_SET PROBLEM_
Write out the material again exactly, please, and omit the pictures.

Dataset excerpts
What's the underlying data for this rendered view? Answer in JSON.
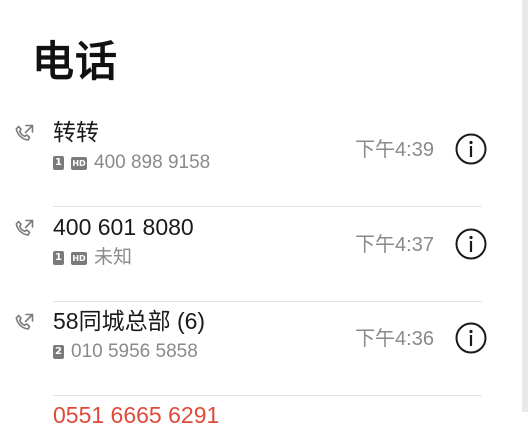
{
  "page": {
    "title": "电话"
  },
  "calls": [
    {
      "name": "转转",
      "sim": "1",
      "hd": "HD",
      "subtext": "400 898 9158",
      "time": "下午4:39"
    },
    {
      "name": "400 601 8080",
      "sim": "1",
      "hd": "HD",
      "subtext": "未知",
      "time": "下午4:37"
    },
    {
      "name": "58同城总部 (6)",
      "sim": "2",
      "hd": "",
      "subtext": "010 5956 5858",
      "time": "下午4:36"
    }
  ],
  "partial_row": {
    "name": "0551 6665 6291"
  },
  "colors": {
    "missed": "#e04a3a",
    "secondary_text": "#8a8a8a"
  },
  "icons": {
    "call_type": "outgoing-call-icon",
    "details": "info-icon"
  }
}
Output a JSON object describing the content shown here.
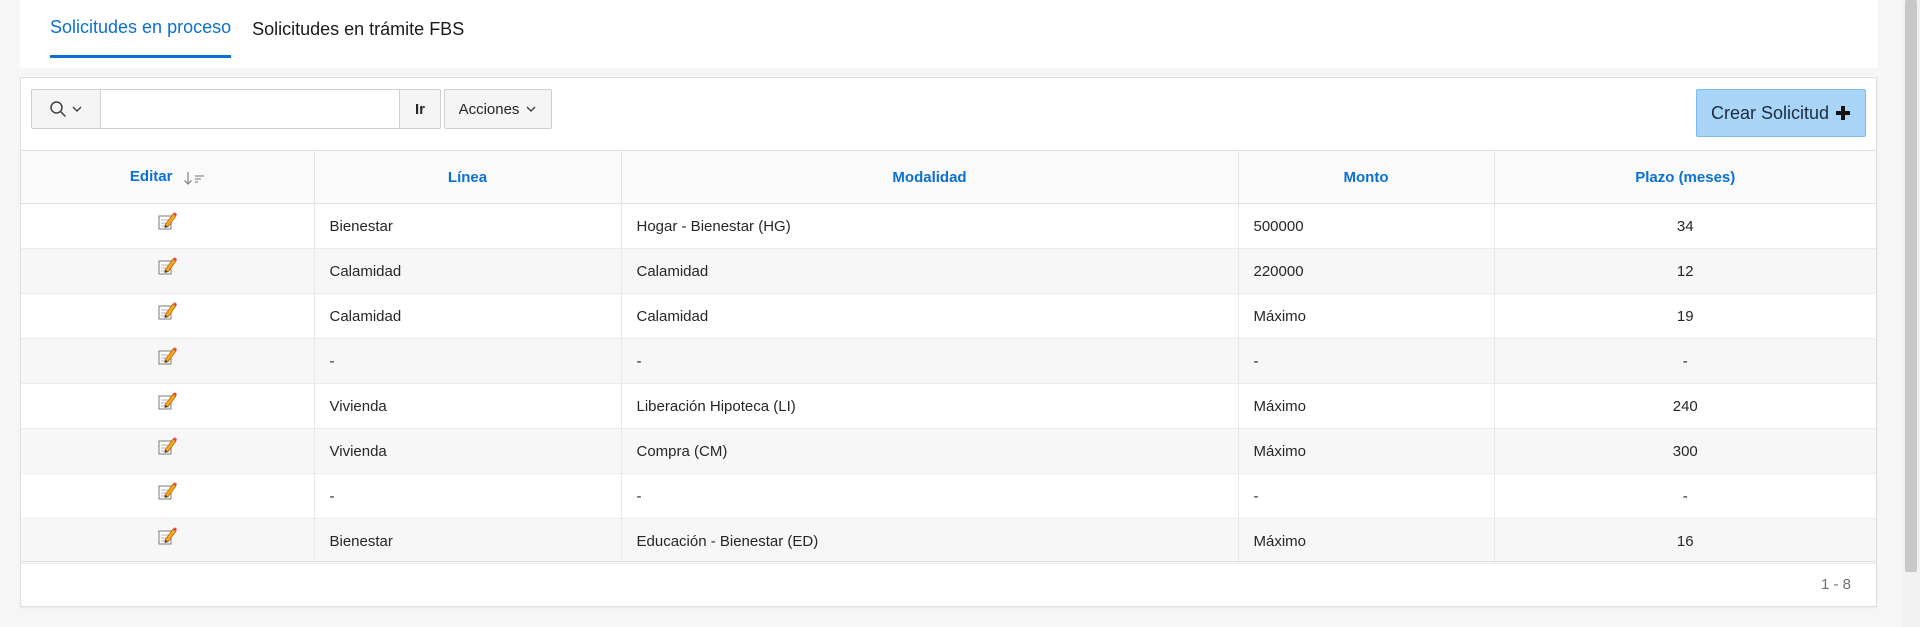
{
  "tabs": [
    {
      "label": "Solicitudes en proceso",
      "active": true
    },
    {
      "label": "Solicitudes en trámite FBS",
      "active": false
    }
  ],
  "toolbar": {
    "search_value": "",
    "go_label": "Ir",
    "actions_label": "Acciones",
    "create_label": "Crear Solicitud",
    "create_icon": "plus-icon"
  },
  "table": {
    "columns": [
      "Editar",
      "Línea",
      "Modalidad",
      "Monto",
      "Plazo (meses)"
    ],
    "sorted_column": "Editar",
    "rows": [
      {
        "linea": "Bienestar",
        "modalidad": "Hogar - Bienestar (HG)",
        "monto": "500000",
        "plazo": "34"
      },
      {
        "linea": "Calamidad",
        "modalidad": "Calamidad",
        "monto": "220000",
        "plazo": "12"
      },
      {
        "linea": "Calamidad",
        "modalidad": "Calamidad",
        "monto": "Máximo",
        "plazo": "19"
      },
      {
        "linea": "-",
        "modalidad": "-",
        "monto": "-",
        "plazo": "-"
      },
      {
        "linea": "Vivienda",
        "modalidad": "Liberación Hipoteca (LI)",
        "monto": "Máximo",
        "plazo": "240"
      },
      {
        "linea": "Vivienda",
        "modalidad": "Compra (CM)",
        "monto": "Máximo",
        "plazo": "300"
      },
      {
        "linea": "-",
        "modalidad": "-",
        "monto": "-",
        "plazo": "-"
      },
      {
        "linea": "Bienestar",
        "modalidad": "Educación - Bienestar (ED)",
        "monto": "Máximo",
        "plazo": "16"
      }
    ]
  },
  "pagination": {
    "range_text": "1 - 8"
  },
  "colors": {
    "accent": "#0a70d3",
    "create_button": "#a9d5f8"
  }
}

_CORRECT ANSWER_
What's the underlying data for this rendered view? Answer in JSON.
{
  "page": {
    "title": "电话"
  },
  "calls": [
    {
      "name": "转转",
      "sim": "1",
      "hd": "HD",
      "subtext": "400 898 9158",
      "time": "下午4:39"
    },
    {
      "name": "400 601 8080",
      "sim": "1",
      "hd": "HD",
      "subtext": "未知",
      "time": "下午4:37"
    },
    {
      "name": "58同城总部 (6)",
      "sim": "2",
      "hd": "",
      "subtext": "010 5956 5858",
      "time": "下午4:36"
    }
  ],
  "partial_row": {
    "name": "0551 6665 6291"
  },
  "colors": {
    "missed": "#e04a3a",
    "secondary_text": "#8a8a8a"
  },
  "icons": {
    "call_type": "outgoing-call-icon",
    "details": "info-icon"
  }
}
Output a JSON object describing the content shown here.
{
  "tabs": [
    {
      "label": "Solicitudes en proceso",
      "active": true
    },
    {
      "label": "Solicitudes en trámite FBS",
      "active": false
    }
  ],
  "toolbar": {
    "search_value": "",
    "go_label": "Ir",
    "actions_label": "Acciones",
    "create_label": "Crear Solicitud",
    "create_icon": "plus-icon"
  },
  "table": {
    "columns": [
      "Editar",
      "Línea",
      "Modalidad",
      "Monto",
      "Plazo (meses)"
    ],
    "sorted_column": "Editar",
    "rows": [
      {
        "linea": "Bienestar",
        "modalidad": "Hogar - Bienestar (HG)",
        "monto": "500000",
        "plazo": "34"
      },
      {
        "linea": "Calamidad",
        "modalidad": "Calamidad",
        "monto": "220000",
        "plazo": "12"
      },
      {
        "linea": "Calamidad",
        "modalidad": "Calamidad",
        "monto": "Máximo",
        "plazo": "19"
      },
      {
        "linea": "-",
        "modalidad": "-",
        "monto": "-",
        "plazo": "-"
      },
      {
        "linea": "Vivienda",
        "modalidad": "Liberación Hipoteca (LI)",
        "monto": "Máximo",
        "plazo": "240"
      },
      {
        "linea": "Vivienda",
        "modalidad": "Compra (CM)",
        "monto": "Máximo",
        "plazo": "300"
      },
      {
        "linea": "-",
        "modalidad": "-",
        "monto": "-",
        "plazo": "-"
      },
      {
        "linea": "Bienestar",
        "modalidad": "Educación - Bienestar (ED)",
        "monto": "Máximo",
        "plazo": "16"
      }
    ]
  },
  "pagination": {
    "range_text": "1 - 8"
  },
  "colors": {
    "accent": "#0a70d3",
    "create_button": "#a9d5f8"
  }
}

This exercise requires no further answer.